### Written request
Using the records below, count the lines with "What" in them. Give the number only.

-- Start Materials provided --

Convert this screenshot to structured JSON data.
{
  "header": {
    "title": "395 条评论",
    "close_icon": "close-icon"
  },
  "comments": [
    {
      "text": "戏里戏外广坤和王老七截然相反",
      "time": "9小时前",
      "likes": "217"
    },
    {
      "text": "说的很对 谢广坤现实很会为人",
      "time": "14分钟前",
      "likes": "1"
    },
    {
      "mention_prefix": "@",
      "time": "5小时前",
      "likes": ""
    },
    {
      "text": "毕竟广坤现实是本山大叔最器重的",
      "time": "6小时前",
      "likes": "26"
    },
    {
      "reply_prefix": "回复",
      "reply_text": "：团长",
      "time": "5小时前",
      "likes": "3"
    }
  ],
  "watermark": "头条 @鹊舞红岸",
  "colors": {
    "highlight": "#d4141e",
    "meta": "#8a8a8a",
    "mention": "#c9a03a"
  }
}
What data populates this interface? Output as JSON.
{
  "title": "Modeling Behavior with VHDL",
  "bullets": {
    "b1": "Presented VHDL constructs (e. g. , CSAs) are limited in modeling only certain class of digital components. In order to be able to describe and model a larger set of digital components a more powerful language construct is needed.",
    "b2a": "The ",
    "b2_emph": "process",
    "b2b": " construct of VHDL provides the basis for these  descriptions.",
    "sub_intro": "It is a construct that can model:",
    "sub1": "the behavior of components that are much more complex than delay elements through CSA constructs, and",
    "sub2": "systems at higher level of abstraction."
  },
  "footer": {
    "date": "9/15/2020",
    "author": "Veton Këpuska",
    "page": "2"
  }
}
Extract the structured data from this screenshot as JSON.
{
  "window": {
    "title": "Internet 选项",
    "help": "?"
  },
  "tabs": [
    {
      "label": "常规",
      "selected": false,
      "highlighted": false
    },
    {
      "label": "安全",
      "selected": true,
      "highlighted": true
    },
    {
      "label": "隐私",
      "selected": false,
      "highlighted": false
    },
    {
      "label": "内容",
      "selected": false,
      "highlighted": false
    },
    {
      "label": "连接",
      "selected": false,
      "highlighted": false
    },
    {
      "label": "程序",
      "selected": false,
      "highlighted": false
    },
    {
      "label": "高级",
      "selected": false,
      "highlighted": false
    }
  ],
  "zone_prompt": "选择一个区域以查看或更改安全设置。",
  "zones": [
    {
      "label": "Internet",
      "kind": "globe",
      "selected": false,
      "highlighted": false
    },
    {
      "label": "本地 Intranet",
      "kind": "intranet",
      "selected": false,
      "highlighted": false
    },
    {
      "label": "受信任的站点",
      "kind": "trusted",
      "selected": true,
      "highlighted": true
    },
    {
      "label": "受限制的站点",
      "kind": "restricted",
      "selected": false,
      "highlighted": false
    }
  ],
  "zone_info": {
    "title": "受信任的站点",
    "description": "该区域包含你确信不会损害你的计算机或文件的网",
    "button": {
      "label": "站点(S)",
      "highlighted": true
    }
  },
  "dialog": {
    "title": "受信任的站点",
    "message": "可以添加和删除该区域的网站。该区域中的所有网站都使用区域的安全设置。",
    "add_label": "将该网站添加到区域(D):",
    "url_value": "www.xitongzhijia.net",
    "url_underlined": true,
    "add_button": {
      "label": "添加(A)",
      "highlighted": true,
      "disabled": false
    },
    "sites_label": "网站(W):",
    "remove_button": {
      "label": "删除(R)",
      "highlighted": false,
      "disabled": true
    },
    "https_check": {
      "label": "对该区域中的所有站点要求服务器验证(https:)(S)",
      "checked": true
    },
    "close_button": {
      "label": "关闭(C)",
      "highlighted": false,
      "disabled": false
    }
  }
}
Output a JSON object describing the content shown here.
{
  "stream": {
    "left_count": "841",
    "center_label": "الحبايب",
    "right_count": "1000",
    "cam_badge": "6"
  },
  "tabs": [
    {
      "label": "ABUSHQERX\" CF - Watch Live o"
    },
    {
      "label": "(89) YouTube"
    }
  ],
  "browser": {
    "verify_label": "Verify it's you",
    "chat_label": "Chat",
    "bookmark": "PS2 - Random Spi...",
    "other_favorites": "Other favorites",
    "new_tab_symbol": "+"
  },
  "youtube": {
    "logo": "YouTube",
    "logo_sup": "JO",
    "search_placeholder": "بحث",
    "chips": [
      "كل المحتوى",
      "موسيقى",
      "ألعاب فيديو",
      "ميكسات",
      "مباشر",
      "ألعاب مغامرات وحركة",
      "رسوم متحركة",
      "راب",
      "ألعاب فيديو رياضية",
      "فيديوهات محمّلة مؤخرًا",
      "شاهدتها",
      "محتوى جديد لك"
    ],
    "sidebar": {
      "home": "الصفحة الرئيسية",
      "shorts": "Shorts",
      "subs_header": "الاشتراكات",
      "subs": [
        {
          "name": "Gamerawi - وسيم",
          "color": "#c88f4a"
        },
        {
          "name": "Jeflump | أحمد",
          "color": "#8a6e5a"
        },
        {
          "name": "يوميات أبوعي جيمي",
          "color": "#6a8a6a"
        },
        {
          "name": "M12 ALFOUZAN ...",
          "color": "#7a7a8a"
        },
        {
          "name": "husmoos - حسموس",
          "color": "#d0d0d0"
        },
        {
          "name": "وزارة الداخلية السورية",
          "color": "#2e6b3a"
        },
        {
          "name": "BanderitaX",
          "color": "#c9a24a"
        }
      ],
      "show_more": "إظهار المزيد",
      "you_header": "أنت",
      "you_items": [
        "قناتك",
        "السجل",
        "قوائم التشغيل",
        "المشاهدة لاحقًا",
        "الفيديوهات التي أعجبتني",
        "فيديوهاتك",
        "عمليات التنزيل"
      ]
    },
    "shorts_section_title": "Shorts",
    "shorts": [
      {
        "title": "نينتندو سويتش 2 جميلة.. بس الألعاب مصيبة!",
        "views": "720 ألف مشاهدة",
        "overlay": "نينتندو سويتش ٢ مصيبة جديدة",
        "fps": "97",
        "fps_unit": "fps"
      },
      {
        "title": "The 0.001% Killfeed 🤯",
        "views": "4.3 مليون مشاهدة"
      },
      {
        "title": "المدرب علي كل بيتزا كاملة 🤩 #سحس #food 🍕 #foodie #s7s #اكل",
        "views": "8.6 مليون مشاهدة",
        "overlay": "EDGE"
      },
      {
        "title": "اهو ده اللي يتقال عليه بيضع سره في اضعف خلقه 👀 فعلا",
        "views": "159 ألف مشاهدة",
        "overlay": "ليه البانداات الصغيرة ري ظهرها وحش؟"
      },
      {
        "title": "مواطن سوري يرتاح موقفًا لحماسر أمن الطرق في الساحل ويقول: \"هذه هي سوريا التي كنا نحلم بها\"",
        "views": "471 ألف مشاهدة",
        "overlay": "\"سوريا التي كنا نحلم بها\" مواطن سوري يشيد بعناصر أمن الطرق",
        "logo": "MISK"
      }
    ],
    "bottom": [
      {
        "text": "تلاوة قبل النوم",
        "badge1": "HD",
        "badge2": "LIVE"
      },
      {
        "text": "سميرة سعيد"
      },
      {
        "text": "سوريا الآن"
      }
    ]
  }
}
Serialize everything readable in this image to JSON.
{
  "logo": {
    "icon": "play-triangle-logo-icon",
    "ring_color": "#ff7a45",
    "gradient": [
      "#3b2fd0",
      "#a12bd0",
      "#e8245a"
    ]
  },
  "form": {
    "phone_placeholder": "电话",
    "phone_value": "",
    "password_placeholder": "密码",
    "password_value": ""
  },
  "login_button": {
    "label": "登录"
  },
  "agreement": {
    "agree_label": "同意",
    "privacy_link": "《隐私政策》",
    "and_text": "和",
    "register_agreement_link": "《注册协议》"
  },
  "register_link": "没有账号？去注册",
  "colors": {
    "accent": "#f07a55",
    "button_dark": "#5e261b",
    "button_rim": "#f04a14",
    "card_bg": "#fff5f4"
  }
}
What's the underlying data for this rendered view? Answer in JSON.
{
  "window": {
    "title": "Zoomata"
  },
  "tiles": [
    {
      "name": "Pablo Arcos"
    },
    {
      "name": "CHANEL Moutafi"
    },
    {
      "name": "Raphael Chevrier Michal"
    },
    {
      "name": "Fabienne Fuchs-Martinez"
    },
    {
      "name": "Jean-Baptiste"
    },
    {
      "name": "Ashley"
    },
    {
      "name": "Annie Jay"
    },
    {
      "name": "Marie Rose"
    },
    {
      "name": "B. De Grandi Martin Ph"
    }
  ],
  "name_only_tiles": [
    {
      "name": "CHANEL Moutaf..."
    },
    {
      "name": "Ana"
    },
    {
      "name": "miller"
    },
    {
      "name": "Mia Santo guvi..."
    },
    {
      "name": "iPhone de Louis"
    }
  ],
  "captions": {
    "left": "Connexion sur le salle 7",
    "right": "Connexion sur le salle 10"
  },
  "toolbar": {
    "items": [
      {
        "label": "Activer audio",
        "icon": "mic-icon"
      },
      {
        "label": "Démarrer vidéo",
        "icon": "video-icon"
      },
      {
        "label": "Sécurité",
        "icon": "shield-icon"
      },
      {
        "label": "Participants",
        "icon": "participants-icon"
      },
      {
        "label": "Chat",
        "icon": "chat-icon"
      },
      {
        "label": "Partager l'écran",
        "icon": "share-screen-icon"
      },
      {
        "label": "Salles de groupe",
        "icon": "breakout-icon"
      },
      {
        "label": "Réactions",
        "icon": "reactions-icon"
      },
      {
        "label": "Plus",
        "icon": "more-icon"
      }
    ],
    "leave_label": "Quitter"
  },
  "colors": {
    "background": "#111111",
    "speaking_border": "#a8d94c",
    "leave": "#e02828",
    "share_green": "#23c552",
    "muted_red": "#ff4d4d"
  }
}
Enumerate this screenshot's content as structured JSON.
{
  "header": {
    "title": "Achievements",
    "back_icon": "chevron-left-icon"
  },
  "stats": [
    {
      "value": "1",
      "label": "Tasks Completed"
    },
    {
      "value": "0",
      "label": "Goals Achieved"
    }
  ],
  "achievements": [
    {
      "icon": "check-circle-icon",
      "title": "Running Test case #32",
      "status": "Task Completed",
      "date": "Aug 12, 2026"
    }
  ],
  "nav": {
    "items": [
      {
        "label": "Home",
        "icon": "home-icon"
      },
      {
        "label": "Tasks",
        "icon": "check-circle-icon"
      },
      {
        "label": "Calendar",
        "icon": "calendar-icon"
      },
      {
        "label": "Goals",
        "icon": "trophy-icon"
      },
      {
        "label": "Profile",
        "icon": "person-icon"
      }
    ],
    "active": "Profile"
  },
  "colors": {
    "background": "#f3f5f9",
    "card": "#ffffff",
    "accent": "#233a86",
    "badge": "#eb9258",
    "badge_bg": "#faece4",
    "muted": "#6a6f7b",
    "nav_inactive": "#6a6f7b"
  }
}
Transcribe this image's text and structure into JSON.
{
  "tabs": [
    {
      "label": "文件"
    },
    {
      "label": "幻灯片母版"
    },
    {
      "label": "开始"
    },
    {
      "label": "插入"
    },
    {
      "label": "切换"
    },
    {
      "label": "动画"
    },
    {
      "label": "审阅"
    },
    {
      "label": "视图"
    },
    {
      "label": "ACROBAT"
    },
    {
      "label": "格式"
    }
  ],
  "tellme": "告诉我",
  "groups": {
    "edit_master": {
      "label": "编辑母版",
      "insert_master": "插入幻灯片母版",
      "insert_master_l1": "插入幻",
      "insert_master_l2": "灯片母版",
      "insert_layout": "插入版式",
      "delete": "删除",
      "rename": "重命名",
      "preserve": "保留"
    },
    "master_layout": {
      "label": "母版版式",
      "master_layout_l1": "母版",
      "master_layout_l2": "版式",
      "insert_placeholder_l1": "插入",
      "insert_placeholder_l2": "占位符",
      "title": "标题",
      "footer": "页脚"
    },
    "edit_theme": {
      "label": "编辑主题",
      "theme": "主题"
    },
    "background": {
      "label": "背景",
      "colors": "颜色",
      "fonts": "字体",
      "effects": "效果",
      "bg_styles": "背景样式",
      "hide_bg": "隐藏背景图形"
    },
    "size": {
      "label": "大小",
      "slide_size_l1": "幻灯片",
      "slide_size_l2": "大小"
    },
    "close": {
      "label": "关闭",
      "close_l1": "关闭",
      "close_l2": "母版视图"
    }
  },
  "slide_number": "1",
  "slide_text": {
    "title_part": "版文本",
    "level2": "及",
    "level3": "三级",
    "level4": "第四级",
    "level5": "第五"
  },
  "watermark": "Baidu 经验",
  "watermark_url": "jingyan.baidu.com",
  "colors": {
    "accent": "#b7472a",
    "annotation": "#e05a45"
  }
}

-- End Materials provided --

### Reply to the exercise
2